*CONSIGNE 1*
Recopiez intégralement l'extrait sur Nichiren, s'il vous plaît.

-------- EXTRAIT FOURNI

George Sansom, par exemple, affirme que Nichiren « rompit la tradition de tolérance religieuse au Japon », (réf.) tandis que Watanabe Shoko dit que Nichiren affichait « une confiance en soi jamais vue dans toute l’histoire du bouddhisme » et que, « du point de vue de la tolérance bouddhiste, on devrait qualifier son attitude de totalement non-bouddhique.» (réf.)
Selon Edward Conze :
« Le bouddhisme de Nichiren diffère de toutes les autres Ecoles bouddhistes par ses tendances nationalistes, agressives et intolérantes, et l’on peut se demander si, ayant développé à l’extrême son antithèse, il appartient encore à l’histoire du bouddhisme ». (réf.)
De telles critiques nous en disent plus sur les spéculations savantes modernes que sur la tradition nichirénienne. Il est vrai que de nombreux bouddhistes nichiréniens ont affiché un exclusivisme féroce (mot préférable à « intolérance » dans notre contexte car moins associé à l’histoire des religions européennes modernes) mais cette intransigeance est un phénomène complexe qui mériterait une étude plus poussée.
Le présent article décrit comment certaines affirmations de Nichiren au sujet du « seul vrai Dharma» s’inscrivent dans un environnement social et historique spécifique et comment elles furent adaptées lorsque ces circonstances changèrent. On abordera également la question récurrente à l’intérieur de sa lignée sur l’opportunité de poursuivre la confrontation avec les autres religions.

----------------

*CONSIGNE 2*
Reproduisez fidèlement la partie des entrées qui s'ouvre avec leur toute première ligne et se ferme sur la ligne contenant « 286, 206, 298] », bornes comprises, et rien d'autre.

-------- DONNÉES DE L'EXERCICE

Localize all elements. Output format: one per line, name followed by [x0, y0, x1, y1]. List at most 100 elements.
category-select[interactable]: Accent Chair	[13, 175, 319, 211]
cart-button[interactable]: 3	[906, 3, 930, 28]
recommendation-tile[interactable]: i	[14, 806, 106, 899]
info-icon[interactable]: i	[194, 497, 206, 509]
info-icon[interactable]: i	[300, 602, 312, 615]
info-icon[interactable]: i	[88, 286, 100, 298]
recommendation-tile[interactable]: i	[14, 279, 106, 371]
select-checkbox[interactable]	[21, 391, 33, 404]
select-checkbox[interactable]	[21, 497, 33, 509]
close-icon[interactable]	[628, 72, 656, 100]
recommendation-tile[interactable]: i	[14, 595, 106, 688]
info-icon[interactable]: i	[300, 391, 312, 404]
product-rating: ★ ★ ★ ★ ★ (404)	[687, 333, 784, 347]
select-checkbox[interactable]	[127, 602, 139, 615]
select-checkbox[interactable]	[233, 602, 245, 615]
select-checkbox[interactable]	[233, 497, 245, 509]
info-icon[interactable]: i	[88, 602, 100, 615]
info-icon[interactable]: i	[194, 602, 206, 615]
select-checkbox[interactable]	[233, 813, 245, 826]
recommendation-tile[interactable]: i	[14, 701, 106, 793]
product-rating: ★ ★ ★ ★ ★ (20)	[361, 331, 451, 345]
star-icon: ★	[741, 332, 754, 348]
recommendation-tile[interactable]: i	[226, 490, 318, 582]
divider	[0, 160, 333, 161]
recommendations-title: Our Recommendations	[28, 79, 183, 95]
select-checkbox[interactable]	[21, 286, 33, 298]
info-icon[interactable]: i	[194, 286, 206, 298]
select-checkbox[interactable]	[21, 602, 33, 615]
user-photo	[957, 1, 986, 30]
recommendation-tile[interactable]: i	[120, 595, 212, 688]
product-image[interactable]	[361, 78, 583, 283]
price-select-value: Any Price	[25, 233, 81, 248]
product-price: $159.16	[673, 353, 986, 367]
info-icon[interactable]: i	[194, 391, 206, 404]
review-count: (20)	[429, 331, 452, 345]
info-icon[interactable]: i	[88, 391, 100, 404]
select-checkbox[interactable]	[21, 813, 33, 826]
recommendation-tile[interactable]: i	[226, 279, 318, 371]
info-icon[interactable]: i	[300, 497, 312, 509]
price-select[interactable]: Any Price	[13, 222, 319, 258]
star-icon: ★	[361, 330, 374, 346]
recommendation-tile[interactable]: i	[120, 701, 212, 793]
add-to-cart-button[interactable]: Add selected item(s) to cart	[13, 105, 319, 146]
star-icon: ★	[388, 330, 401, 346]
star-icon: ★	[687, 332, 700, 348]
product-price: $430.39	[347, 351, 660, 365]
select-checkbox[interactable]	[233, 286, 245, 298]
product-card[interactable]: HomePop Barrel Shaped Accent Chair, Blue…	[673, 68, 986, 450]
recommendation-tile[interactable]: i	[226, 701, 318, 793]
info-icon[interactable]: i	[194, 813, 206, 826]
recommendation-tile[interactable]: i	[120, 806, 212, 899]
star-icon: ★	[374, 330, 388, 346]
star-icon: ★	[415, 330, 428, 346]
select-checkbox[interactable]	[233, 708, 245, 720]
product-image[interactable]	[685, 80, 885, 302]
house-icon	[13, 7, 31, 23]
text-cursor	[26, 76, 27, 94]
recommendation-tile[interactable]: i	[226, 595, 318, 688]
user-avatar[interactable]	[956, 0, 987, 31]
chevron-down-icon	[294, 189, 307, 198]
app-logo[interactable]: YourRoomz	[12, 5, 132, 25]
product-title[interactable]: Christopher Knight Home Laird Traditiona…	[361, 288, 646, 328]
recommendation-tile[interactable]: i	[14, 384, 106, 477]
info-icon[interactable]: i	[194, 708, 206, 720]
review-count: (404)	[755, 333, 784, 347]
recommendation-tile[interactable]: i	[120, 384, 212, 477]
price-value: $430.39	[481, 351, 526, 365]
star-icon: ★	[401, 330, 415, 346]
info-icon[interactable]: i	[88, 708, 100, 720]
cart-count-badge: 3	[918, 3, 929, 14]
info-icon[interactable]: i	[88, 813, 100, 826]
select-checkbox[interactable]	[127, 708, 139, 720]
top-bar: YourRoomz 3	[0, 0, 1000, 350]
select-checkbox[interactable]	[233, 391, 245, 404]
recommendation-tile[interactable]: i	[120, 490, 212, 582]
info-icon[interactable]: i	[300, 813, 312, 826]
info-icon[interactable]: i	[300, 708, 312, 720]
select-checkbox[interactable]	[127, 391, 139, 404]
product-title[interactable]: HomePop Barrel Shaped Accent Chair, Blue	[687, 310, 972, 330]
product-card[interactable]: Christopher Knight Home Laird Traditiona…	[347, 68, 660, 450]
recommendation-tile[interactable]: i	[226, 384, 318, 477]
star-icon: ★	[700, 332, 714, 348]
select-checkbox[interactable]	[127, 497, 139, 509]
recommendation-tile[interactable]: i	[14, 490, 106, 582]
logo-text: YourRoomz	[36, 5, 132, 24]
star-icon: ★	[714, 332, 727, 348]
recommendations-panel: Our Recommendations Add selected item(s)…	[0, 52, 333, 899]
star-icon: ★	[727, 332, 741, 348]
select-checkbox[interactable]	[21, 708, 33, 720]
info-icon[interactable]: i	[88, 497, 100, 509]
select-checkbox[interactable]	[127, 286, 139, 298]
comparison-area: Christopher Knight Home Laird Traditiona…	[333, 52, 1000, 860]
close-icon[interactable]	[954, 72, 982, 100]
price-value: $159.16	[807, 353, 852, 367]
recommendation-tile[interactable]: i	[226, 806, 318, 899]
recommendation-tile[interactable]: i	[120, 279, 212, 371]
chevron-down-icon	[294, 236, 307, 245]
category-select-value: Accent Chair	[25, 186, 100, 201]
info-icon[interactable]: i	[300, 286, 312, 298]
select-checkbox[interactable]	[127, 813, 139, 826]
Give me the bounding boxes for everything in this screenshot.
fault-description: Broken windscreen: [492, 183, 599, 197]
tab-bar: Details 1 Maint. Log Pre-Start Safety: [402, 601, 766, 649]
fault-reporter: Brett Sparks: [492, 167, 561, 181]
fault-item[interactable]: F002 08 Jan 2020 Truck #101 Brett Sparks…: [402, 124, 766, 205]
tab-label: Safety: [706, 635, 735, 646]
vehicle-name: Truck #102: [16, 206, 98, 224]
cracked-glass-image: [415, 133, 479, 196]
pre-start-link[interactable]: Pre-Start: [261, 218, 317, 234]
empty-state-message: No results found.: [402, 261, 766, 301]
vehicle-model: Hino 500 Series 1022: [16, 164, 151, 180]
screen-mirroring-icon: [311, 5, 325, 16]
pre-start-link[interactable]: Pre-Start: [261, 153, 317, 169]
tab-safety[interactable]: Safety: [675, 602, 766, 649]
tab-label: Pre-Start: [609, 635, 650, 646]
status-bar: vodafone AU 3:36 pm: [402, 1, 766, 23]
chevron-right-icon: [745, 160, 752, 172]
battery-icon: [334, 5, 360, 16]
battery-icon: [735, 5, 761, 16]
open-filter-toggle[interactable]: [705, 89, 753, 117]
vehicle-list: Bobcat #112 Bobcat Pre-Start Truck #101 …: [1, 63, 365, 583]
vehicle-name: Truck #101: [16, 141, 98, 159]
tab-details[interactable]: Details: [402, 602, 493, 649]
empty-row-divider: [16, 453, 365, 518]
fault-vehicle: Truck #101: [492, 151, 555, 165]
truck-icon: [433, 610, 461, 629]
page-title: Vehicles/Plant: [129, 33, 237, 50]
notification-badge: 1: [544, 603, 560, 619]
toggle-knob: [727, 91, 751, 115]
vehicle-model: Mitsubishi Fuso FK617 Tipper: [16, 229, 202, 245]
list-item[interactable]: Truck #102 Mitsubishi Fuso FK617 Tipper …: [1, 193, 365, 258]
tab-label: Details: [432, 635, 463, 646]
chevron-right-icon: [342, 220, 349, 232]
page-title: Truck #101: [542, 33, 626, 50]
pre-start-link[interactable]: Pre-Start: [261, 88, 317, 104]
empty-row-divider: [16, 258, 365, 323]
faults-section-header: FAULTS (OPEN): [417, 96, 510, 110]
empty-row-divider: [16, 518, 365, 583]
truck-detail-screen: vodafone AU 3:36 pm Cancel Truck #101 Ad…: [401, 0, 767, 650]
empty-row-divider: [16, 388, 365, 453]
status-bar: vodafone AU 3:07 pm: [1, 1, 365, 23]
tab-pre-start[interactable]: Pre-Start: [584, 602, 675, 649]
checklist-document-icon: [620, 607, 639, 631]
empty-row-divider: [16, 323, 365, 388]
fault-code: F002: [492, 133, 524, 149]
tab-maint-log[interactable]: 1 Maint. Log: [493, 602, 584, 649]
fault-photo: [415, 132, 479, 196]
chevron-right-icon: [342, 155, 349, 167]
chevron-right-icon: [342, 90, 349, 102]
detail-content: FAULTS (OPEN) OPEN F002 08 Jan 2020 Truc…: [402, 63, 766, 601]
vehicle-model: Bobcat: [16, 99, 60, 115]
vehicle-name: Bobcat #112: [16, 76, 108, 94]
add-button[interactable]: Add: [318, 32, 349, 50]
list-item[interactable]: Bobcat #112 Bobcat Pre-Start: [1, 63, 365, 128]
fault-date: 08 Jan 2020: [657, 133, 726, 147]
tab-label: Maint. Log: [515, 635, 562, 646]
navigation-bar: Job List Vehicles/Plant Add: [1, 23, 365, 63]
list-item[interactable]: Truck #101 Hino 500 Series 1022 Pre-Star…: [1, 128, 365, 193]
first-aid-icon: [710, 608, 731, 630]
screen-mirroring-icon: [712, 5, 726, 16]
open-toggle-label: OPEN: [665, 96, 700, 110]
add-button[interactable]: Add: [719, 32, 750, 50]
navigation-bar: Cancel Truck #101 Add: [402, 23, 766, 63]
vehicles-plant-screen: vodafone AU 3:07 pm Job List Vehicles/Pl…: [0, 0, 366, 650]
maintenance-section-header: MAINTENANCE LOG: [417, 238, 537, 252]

----------------

*RÉPONSE 1*
George Sansom, par exemple, affirme que Nichiren « rompit la tradition de tolérance religieuse au Japon », (réf.) tandis que Watanabe Shoko dit que Nichiren affichait « une confiance en soi jamais vue dans toute l’histoire du bouddhisme » et que, « du point de vue de la tolérance bouddhiste, on devrait qualifier son attitude de totalement non-bouddhique.» (réf.)
Selon Edward Conze :
« Le bouddhisme de Nichiren diffère de toutes les autres Ecoles bouddhistes par ses tendances nationalistes, agressives et intolérantes, et l’on peut se demander si, ayant développé à l’extrême son antithèse, il appartient encore à l’histoire du bouddhisme ». (réf.)
De telles critiques nous en disent plus sur les spéculations savantes modernes que sur la tradition nichirénienne. Il est vrai que de nombreux bouddhistes nichiréniens ont affiché un exclusivisme féroce (mot préférable à « intolérance » dans notre contexte car moins associé à l’histoire des religions européennes modernes) mais cette intransigeance est un phénomène complexe qui mériterait une étude plus poussée.
Le présent article décrit comment certaines affirmations de Nichiren au sujet du « seul vrai Dharma» s’inscrivent dans un environnement social et historique spécifique et comment elles furent adaptées lorsque ces circonstances changèrent. On abordera également la question récurrente à l’intérieur de sa lignée sur l’opportunité de poursuivre la confrontation avec les autres religions.

*RÉPONSE 2*
Localize all elements. Output format: one per line, name followed by [x0, y0, x1, y1]. List at most 100 elements.
category-select[interactable]: Accent Chair	[13, 175, 319, 211]
cart-button[interactable]: 3	[906, 3, 930, 28]
recommendation-tile[interactable]: i	[14, 806, 106, 899]
info-icon[interactable]: i	[194, 497, 206, 509]
info-icon[interactable]: i	[300, 602, 312, 615]
info-icon[interactable]: i	[88, 286, 100, 298]
recommendation-tile[interactable]: i	[14, 279, 106, 371]
select-checkbox[interactable]	[21, 391, 33, 404]
select-checkbox[interactable]	[21, 497, 33, 509]
close-icon[interactable]	[628, 72, 656, 100]
recommendation-tile[interactable]: i	[14, 595, 106, 688]
info-icon[interactable]: i	[300, 391, 312, 404]
product-rating: ★ ★ ★ ★ ★ (404)	[687, 333, 784, 347]
select-checkbox[interactable]	[127, 602, 139, 615]
select-checkbox[interactable]	[233, 602, 245, 615]
select-checkbox[interactable]	[233, 497, 245, 509]
info-icon[interactable]: i	[88, 602, 100, 615]
info-icon[interactable]: i	[194, 602, 206, 615]
select-checkbox[interactable]	[233, 813, 245, 826]
recommendation-tile[interactable]: i	[14, 701, 106, 793]
product-rating: ★ ★ ★ ★ ★ (20)	[361, 331, 451, 345]
star-icon: ★	[741, 332, 754, 348]
recommendation-tile[interactable]: i	[226, 490, 318, 582]
divider	[0, 160, 333, 161]
recommendations-title: Our Recommendations	[28, 79, 183, 95]
select-checkbox[interactable]	[21, 286, 33, 298]
info-icon[interactable]: i	[194, 286, 206, 298]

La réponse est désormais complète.